Raw records >>
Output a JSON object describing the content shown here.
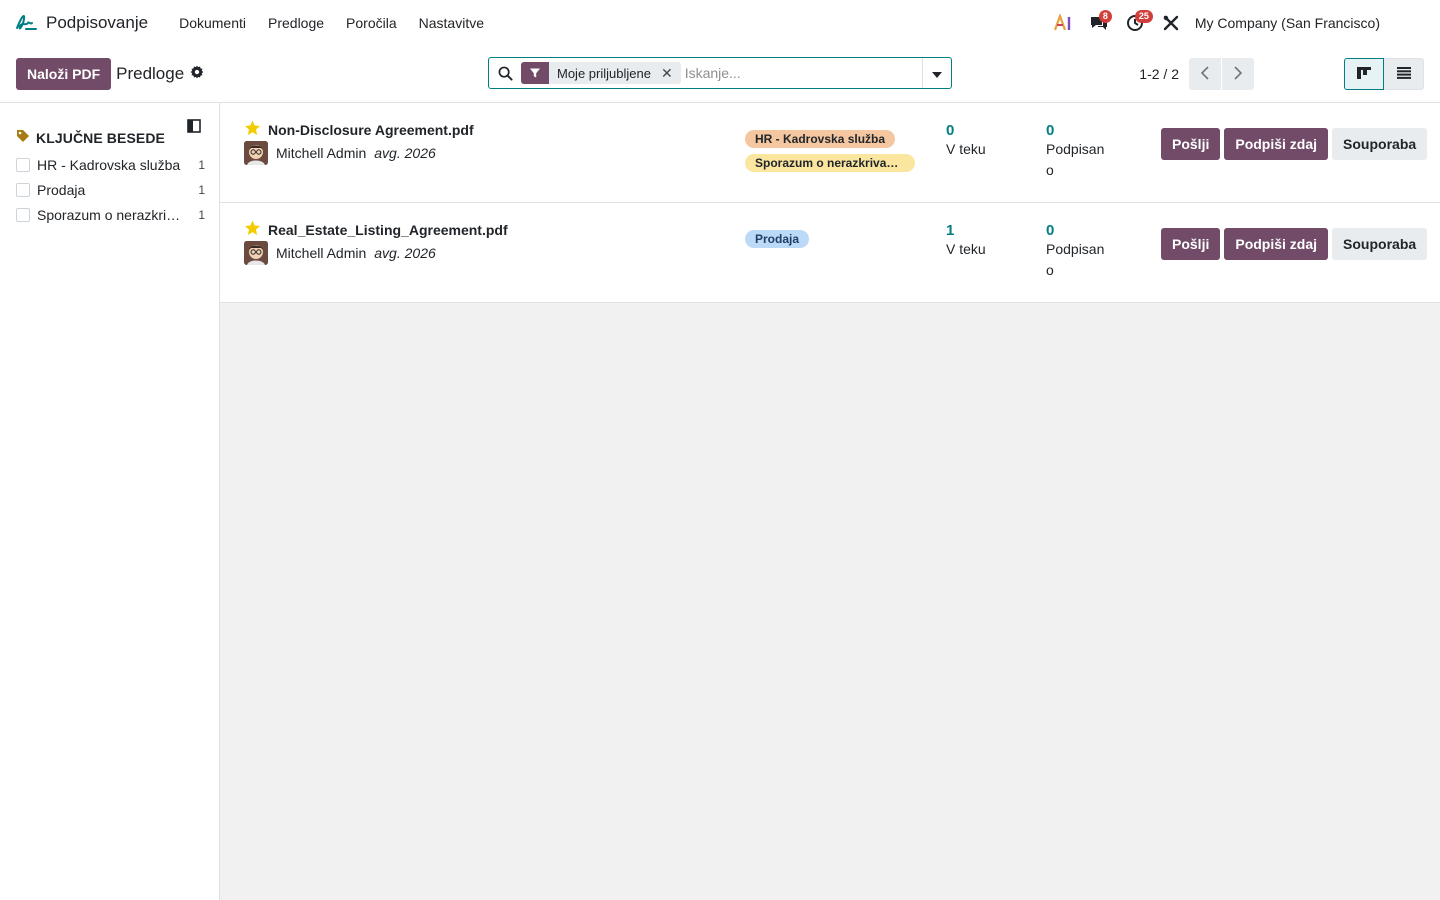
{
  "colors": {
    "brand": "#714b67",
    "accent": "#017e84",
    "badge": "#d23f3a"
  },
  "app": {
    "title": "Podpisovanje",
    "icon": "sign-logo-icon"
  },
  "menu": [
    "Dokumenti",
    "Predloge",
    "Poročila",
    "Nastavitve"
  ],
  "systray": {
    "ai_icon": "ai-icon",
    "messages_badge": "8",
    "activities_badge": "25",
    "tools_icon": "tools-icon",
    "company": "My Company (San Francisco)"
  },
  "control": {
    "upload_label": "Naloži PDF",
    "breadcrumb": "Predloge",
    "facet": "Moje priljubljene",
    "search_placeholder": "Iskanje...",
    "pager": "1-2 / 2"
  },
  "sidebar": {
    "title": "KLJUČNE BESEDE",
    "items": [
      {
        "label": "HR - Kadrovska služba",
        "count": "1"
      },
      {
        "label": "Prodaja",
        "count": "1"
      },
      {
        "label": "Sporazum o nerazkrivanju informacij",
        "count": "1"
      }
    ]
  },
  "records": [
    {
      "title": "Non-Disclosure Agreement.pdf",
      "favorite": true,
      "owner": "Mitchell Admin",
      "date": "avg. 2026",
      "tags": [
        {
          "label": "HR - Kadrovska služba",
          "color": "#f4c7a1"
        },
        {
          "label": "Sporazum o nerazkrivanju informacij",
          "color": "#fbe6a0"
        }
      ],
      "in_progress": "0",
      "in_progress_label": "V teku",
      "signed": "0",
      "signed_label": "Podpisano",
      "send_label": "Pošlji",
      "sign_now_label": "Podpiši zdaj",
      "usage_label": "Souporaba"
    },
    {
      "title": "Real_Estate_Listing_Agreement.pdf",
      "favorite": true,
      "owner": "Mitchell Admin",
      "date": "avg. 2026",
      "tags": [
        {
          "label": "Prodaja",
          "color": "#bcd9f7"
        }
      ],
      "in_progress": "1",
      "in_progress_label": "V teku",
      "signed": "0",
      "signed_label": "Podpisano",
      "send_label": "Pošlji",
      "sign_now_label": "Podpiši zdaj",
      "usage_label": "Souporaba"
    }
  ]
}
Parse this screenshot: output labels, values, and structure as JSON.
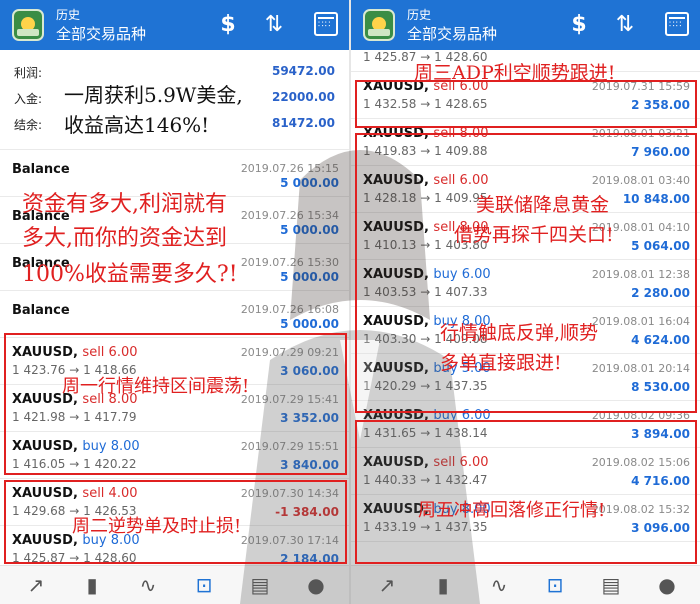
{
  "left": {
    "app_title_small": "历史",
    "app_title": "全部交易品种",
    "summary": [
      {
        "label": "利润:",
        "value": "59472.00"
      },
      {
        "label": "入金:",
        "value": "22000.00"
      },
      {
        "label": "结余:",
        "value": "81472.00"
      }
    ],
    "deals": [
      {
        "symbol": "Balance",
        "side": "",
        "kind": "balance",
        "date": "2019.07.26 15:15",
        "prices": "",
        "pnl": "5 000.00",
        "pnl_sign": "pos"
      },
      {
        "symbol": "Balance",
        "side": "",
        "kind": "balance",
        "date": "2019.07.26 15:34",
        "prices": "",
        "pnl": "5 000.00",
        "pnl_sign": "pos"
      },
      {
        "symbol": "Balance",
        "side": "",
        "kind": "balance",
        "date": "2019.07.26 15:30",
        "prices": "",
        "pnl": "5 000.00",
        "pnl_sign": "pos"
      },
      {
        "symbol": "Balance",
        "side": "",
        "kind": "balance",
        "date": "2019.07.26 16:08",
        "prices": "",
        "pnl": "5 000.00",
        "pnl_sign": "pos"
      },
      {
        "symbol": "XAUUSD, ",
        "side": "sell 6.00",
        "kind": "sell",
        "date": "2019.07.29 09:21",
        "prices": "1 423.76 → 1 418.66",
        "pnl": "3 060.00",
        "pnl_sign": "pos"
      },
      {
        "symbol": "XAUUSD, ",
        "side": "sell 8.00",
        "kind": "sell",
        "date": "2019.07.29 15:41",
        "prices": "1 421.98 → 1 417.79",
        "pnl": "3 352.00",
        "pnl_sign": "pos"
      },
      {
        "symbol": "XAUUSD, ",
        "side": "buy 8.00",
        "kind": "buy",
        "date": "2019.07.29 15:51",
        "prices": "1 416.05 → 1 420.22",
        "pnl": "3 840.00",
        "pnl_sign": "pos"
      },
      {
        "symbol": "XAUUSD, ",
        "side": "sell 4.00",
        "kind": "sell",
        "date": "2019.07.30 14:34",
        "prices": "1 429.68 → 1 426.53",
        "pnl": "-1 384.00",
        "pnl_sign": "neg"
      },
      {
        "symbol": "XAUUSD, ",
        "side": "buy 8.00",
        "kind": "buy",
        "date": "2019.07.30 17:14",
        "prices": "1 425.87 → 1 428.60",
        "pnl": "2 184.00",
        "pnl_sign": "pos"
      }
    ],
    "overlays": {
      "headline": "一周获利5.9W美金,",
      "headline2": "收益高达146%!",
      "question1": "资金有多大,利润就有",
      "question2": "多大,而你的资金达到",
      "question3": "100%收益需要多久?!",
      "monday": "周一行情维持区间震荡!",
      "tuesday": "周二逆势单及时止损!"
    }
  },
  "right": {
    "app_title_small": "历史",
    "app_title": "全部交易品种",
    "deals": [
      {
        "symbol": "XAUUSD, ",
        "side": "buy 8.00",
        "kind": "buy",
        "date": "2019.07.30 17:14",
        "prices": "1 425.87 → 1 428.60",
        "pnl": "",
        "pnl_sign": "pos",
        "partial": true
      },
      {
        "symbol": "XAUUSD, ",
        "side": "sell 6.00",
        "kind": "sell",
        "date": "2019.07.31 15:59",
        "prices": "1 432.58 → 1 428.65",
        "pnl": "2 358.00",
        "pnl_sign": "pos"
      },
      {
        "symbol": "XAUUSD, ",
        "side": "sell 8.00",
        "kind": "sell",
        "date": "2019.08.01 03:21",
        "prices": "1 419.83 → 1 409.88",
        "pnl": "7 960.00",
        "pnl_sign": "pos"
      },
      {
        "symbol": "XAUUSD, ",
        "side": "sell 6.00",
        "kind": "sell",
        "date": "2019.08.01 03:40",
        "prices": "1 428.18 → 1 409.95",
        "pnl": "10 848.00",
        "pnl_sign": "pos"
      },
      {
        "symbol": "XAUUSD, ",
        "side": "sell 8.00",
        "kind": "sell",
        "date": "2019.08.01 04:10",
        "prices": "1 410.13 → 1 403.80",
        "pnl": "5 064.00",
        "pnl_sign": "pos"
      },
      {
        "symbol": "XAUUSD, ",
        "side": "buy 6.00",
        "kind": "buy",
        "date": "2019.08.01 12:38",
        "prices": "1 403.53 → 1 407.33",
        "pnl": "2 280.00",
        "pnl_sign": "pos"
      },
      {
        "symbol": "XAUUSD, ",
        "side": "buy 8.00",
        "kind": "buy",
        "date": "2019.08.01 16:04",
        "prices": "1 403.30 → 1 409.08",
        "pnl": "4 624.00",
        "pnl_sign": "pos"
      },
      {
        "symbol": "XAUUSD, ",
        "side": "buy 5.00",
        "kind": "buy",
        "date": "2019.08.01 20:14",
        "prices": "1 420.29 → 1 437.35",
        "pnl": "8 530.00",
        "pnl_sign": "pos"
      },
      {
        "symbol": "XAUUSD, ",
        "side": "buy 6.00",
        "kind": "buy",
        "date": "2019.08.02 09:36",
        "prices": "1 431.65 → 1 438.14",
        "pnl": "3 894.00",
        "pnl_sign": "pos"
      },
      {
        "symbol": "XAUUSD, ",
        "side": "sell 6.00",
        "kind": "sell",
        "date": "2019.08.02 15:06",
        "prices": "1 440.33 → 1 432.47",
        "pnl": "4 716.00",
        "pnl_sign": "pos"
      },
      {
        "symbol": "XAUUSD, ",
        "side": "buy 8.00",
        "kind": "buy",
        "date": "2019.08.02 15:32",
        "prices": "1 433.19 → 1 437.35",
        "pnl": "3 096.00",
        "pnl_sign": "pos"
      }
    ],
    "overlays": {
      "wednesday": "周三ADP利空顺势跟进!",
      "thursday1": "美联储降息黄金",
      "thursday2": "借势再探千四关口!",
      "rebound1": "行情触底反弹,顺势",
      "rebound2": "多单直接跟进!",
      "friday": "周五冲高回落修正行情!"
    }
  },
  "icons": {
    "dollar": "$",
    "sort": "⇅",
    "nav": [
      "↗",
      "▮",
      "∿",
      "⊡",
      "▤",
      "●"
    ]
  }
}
---
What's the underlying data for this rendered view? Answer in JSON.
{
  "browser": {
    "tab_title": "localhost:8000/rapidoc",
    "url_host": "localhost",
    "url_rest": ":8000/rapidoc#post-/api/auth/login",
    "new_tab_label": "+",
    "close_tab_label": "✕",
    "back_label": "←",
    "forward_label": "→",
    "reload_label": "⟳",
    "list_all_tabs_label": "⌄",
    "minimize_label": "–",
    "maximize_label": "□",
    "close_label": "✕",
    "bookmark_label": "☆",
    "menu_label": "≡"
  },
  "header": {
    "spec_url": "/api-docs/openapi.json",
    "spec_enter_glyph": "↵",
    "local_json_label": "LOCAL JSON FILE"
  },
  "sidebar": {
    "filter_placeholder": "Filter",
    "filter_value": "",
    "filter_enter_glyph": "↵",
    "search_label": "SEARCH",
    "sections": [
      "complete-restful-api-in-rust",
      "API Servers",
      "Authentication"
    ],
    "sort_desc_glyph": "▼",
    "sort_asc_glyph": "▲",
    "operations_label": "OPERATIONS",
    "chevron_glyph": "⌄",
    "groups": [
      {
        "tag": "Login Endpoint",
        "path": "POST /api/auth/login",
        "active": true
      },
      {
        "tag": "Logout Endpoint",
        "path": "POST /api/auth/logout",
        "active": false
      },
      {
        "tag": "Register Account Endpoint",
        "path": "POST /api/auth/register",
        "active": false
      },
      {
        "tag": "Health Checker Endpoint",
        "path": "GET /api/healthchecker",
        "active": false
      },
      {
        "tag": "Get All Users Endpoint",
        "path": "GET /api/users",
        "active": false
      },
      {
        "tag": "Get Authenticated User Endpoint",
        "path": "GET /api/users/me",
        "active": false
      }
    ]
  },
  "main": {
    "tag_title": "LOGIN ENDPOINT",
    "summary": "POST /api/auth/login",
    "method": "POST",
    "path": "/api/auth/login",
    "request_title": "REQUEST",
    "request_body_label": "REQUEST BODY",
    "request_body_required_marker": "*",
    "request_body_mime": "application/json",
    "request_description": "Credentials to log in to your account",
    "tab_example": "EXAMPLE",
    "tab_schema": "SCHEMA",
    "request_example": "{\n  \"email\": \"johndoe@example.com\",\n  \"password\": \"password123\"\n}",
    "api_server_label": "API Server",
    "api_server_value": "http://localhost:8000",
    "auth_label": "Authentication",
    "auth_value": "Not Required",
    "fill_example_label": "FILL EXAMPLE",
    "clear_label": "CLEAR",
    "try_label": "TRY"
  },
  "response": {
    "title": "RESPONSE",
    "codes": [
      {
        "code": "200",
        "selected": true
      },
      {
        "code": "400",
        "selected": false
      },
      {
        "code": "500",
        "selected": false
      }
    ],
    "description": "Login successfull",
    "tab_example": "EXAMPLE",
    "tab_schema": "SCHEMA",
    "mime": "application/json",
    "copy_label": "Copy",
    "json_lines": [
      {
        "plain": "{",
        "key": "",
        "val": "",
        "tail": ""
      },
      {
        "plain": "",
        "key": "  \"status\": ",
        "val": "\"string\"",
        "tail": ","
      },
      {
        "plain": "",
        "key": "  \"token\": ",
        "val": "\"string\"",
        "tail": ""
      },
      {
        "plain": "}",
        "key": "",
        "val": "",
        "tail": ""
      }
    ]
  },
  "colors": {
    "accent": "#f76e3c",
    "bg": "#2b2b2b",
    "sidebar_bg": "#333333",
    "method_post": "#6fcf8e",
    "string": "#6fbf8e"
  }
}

Task objective >>
How many lines in these entries contain the string "application"? State the number and nothing more.

Answer to this exercise >>
2